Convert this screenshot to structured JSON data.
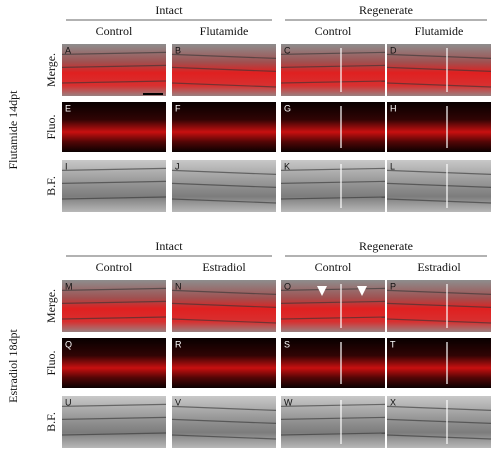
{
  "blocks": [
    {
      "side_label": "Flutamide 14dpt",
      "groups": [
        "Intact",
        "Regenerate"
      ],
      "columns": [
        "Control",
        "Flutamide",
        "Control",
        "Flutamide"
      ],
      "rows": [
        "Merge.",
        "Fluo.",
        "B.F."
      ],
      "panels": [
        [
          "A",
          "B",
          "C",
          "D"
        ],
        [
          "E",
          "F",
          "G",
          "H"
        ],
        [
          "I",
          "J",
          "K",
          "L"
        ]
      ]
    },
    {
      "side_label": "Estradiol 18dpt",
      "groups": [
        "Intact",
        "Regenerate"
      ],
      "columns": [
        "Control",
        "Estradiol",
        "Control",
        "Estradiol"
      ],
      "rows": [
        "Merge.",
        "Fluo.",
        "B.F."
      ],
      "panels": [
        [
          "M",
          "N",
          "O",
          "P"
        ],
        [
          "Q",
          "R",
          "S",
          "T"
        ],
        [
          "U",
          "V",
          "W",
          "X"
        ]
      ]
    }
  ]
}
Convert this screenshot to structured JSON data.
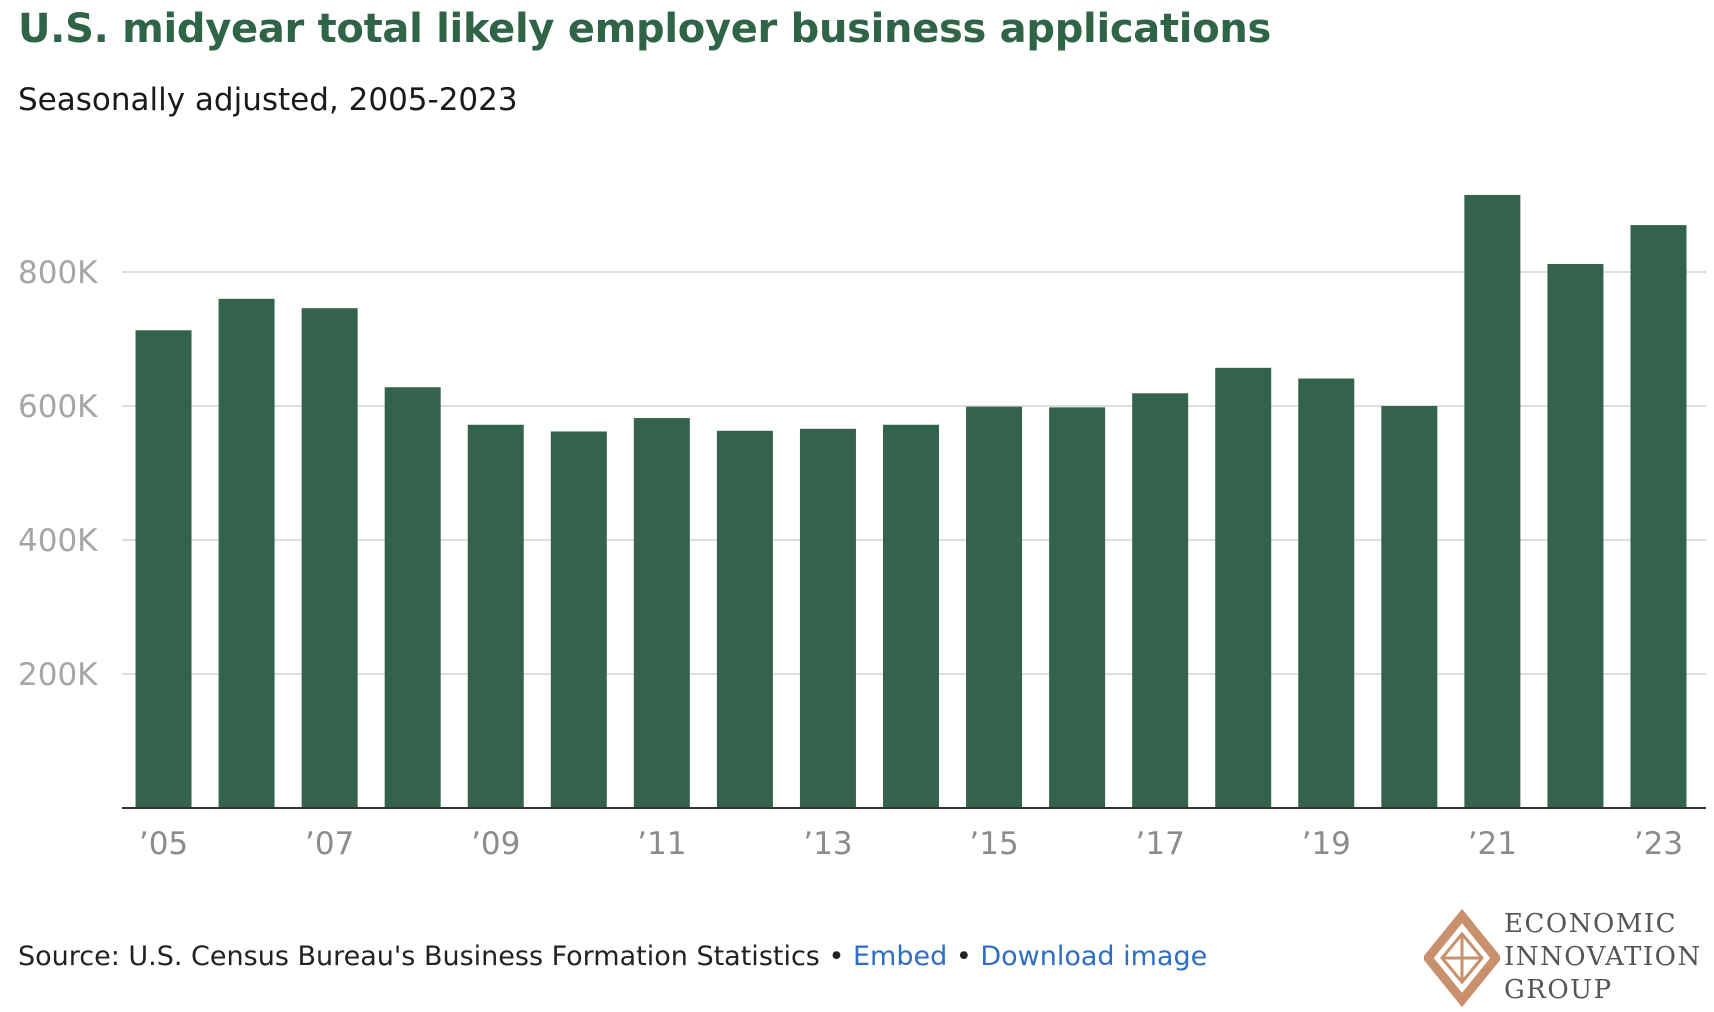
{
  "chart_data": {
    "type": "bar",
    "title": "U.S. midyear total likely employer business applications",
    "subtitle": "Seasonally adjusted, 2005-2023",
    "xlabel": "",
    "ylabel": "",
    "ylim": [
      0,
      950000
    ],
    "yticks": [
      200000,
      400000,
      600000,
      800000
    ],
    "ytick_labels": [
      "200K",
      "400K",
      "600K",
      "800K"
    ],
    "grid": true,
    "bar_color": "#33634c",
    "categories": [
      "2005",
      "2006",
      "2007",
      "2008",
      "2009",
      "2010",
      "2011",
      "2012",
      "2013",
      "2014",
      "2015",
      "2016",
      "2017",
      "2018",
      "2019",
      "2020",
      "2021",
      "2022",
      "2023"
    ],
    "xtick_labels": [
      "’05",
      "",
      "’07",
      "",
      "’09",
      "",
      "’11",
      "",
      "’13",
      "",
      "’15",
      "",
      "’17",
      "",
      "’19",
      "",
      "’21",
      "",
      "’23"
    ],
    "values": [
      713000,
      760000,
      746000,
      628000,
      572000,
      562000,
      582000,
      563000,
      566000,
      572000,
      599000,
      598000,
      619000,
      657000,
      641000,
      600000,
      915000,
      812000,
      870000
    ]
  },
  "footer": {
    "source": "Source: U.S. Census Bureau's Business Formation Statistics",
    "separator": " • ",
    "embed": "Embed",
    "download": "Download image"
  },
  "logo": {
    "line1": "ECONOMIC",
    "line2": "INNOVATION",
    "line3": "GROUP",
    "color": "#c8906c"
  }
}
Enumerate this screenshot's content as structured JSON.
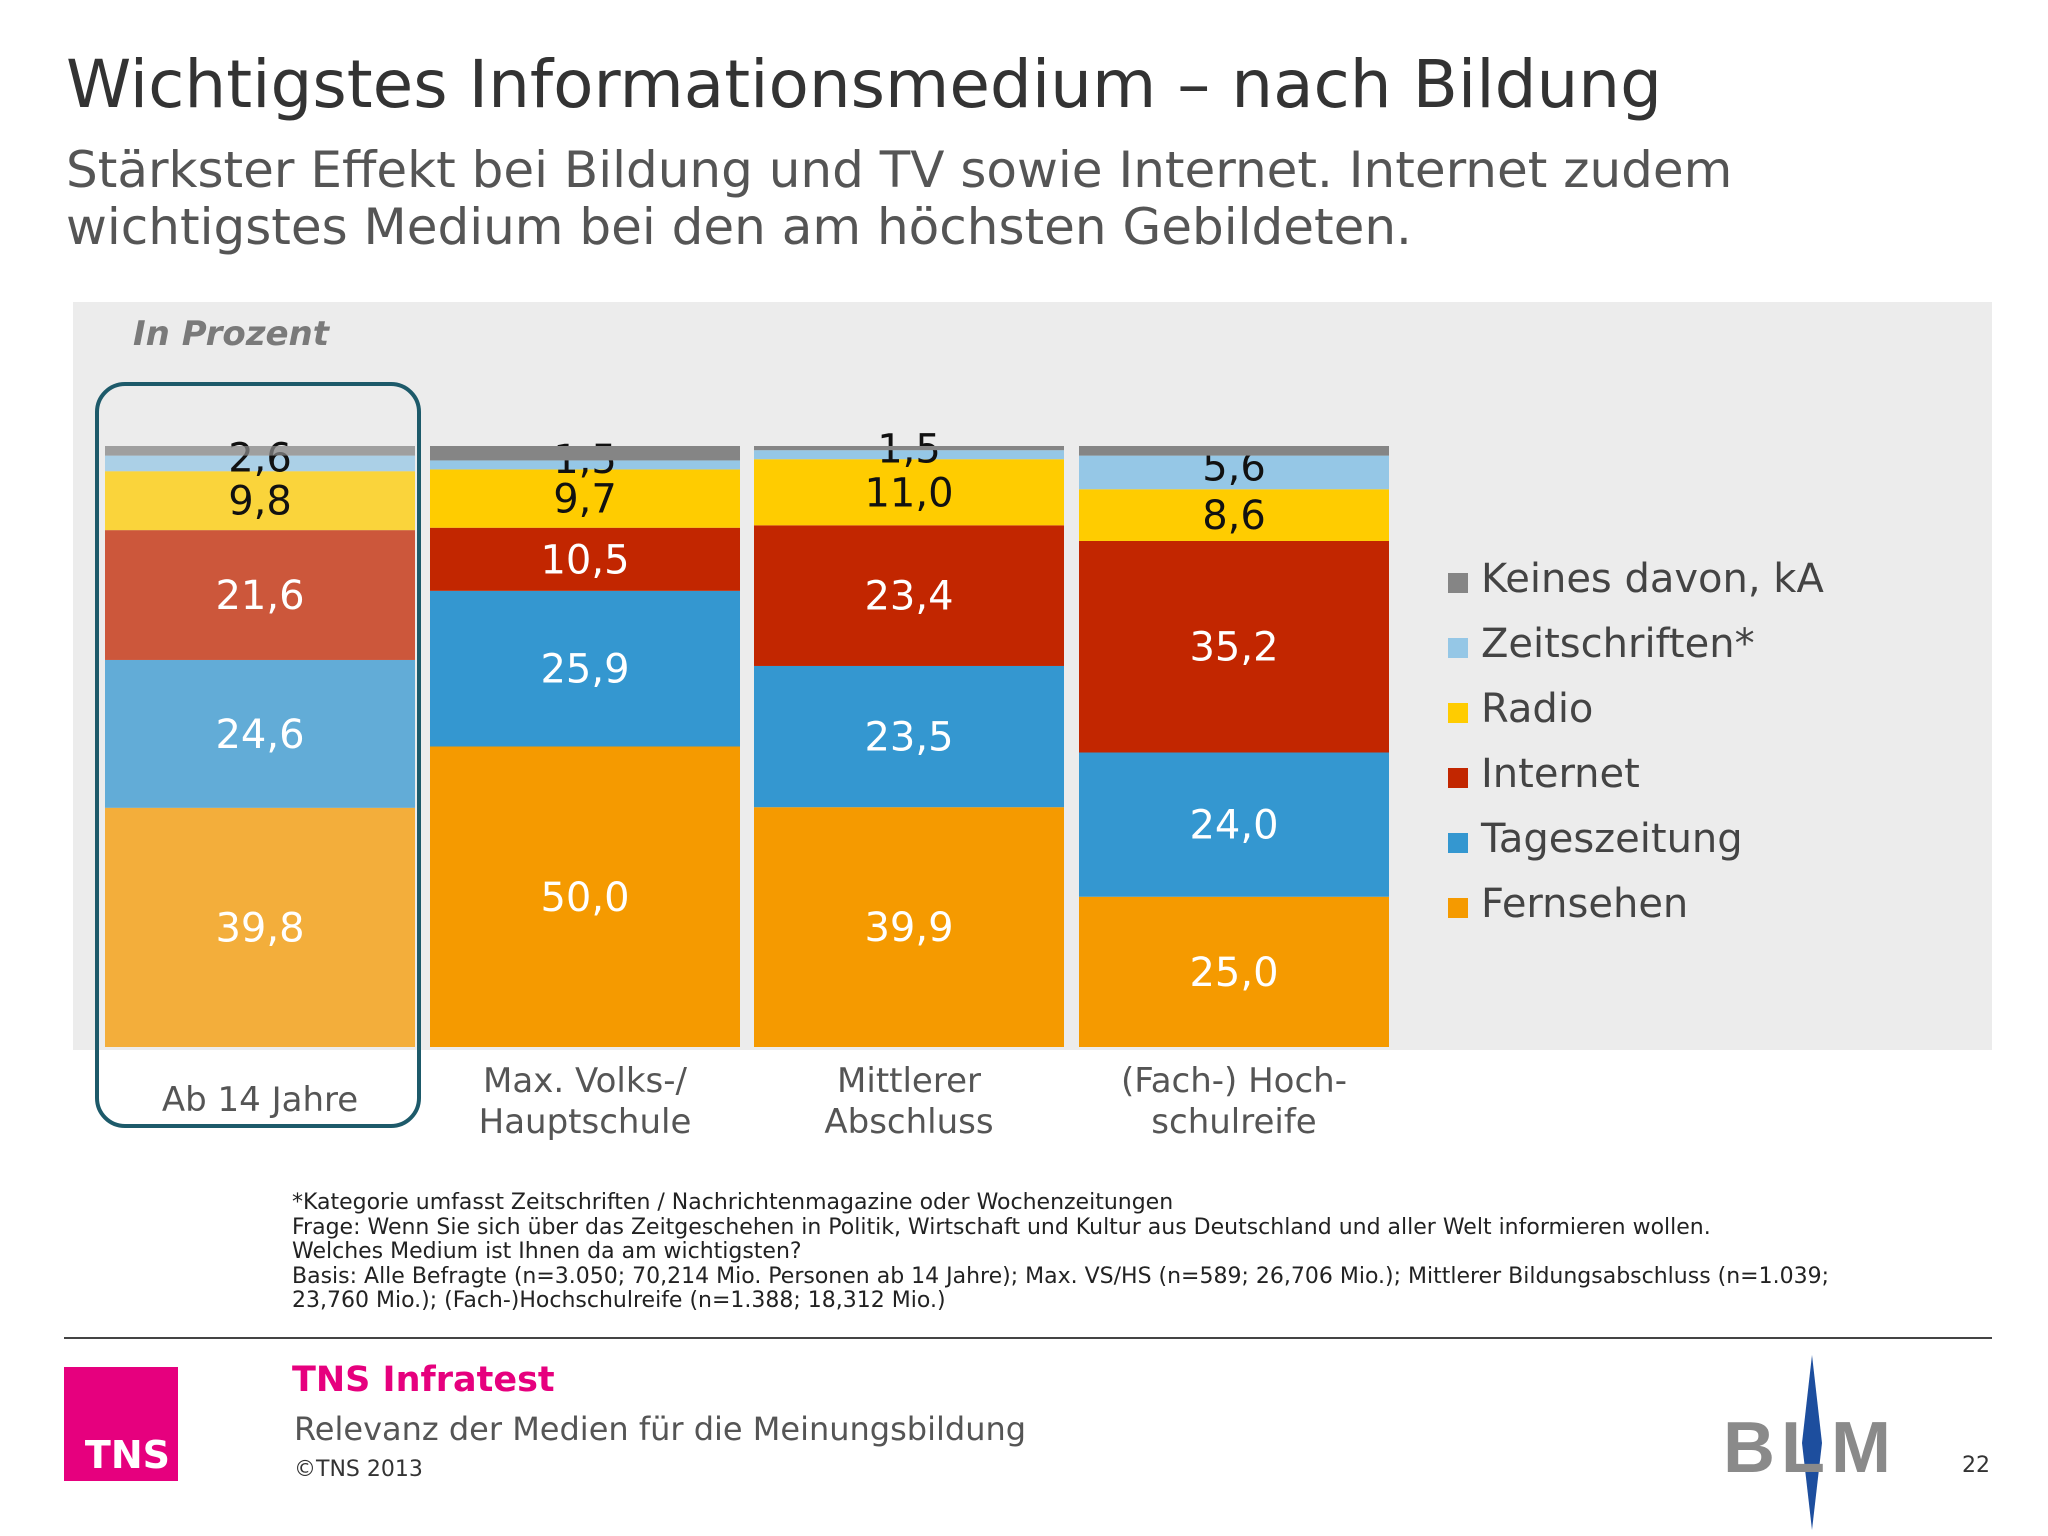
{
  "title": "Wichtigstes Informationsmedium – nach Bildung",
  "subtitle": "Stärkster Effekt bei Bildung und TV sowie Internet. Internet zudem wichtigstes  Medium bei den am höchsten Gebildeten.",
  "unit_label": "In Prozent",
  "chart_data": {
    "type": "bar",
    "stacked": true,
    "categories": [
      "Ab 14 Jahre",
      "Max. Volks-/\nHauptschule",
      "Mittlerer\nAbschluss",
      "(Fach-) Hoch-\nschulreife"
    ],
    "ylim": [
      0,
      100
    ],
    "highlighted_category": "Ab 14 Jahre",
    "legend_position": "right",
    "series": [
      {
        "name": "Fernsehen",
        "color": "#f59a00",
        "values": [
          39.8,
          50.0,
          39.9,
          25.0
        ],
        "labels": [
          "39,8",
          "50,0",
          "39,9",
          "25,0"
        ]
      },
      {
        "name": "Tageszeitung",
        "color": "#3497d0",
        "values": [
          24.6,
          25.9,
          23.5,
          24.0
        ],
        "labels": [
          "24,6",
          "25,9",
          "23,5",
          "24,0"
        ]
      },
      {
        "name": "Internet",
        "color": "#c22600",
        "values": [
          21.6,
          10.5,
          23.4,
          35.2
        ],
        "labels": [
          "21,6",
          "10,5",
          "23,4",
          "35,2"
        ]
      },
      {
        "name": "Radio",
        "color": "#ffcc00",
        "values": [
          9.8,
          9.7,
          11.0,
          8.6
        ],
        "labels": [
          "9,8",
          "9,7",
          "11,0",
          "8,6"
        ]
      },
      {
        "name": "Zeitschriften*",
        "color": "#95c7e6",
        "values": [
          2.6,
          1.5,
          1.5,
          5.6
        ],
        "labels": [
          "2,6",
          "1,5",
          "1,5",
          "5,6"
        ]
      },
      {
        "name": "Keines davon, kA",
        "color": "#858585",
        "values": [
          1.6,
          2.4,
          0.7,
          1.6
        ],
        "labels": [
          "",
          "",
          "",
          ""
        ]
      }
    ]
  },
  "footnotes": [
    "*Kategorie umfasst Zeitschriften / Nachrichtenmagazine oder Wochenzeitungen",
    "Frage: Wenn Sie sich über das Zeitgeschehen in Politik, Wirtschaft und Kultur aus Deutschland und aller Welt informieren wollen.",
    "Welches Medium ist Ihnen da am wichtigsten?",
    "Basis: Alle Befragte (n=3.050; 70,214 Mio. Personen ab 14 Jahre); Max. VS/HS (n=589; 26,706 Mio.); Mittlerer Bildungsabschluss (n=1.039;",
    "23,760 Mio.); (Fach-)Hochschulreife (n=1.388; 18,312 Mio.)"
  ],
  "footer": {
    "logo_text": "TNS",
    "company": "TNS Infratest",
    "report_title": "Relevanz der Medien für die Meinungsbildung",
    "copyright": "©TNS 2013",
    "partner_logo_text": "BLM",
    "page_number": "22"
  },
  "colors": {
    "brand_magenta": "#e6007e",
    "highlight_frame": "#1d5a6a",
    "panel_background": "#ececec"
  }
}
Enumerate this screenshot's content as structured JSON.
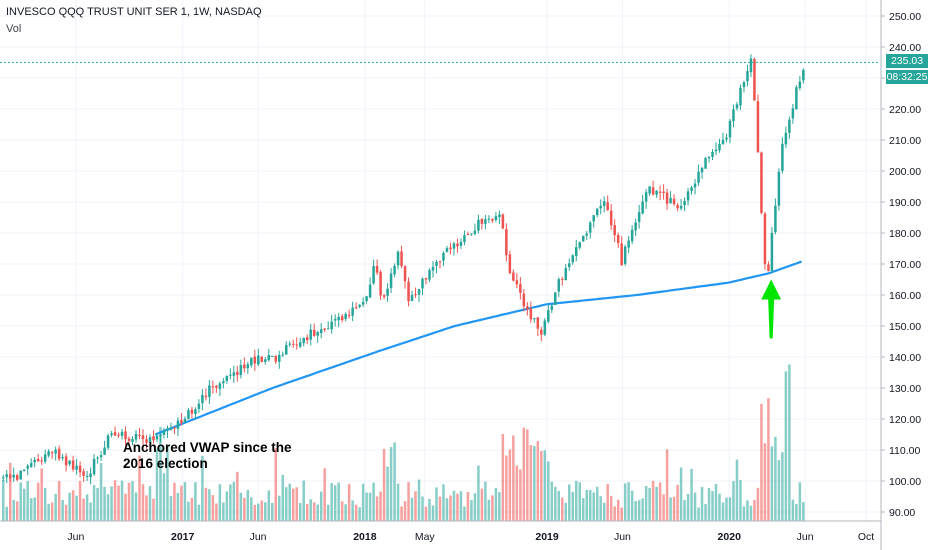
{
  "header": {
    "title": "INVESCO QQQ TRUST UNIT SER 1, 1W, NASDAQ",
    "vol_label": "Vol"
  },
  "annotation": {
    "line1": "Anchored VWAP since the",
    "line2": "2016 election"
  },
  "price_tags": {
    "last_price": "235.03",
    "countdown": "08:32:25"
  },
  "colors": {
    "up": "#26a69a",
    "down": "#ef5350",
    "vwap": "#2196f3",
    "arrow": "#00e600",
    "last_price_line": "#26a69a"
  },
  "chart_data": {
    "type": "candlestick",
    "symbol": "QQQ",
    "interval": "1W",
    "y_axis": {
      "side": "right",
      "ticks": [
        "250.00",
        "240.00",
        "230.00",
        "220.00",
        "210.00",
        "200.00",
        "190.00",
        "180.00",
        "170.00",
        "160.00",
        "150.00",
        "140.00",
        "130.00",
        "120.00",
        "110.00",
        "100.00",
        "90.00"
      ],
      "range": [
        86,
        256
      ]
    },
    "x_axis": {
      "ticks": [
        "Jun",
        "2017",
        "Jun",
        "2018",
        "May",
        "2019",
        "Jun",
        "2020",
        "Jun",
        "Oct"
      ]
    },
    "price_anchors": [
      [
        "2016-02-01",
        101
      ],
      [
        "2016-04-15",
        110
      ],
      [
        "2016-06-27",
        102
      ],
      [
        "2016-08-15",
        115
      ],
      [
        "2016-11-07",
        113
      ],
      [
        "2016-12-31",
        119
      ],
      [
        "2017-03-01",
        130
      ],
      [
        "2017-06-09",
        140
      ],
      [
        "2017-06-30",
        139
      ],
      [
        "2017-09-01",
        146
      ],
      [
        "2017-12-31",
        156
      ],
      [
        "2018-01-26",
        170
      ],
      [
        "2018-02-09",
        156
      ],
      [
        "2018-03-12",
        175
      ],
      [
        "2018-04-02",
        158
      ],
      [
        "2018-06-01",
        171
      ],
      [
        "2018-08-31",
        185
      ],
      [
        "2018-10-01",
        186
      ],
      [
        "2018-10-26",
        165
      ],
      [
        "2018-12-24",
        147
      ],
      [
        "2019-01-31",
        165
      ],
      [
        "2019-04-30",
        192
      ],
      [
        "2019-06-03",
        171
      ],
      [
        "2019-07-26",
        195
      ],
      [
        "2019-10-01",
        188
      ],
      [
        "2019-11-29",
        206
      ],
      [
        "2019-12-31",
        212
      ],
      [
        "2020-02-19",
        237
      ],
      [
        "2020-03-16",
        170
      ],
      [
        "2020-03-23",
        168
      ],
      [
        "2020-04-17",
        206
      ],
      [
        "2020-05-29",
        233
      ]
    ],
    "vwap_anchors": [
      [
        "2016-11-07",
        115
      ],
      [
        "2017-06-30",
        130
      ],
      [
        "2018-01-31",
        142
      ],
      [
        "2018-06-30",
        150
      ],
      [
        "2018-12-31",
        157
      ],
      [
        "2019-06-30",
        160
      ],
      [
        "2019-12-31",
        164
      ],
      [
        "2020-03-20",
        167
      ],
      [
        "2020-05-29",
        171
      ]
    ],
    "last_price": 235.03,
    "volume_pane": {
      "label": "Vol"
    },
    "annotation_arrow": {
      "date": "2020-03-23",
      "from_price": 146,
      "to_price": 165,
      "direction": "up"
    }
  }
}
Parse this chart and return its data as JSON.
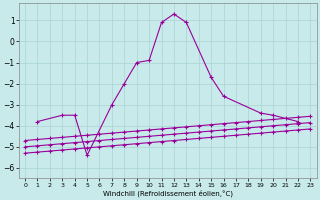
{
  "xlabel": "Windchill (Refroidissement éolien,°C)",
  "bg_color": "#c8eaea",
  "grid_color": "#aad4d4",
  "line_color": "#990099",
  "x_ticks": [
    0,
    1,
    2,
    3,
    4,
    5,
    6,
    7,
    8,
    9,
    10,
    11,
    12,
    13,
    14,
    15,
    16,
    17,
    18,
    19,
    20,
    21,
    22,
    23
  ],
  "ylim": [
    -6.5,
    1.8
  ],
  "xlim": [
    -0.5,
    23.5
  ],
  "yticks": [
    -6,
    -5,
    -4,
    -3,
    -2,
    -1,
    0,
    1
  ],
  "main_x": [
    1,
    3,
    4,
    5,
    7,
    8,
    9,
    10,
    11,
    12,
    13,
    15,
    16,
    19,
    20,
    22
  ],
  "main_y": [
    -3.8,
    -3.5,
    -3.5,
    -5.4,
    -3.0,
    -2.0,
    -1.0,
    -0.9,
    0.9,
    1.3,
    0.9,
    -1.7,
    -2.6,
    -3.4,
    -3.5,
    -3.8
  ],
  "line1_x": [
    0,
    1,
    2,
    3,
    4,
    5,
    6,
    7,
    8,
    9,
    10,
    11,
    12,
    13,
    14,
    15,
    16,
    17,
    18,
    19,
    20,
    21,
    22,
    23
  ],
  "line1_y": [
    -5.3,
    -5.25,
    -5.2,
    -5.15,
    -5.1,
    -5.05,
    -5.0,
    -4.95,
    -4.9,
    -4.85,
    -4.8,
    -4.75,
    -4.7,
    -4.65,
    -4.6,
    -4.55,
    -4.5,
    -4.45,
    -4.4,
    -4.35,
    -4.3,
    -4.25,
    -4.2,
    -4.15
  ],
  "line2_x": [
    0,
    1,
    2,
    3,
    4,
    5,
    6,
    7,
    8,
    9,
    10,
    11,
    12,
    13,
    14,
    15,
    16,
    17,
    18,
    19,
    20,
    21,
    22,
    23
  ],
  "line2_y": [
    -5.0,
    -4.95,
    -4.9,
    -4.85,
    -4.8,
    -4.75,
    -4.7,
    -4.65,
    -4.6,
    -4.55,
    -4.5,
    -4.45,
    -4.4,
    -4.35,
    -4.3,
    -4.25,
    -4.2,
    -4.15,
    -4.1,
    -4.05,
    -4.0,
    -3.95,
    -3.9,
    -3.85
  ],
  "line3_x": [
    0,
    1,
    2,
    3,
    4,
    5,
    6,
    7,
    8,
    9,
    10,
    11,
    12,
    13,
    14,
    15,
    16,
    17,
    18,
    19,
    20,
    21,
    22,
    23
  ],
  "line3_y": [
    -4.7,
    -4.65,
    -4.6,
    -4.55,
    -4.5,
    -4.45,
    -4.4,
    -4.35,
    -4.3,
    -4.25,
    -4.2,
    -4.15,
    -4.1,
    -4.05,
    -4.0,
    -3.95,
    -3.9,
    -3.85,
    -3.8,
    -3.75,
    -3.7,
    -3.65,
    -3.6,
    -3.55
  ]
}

────────────────

*YOUR GOAL*:
All lines in the data that contain the word "Internet" should be copied.

*RIGHT ANSWER*:
  "subtitle": "Stärkster Effekt bei Bildung und TV sowie Internet. Internet zudem wichtigstes  Medium bei den am höchsten Gebildeten.",
        "name": "Internet",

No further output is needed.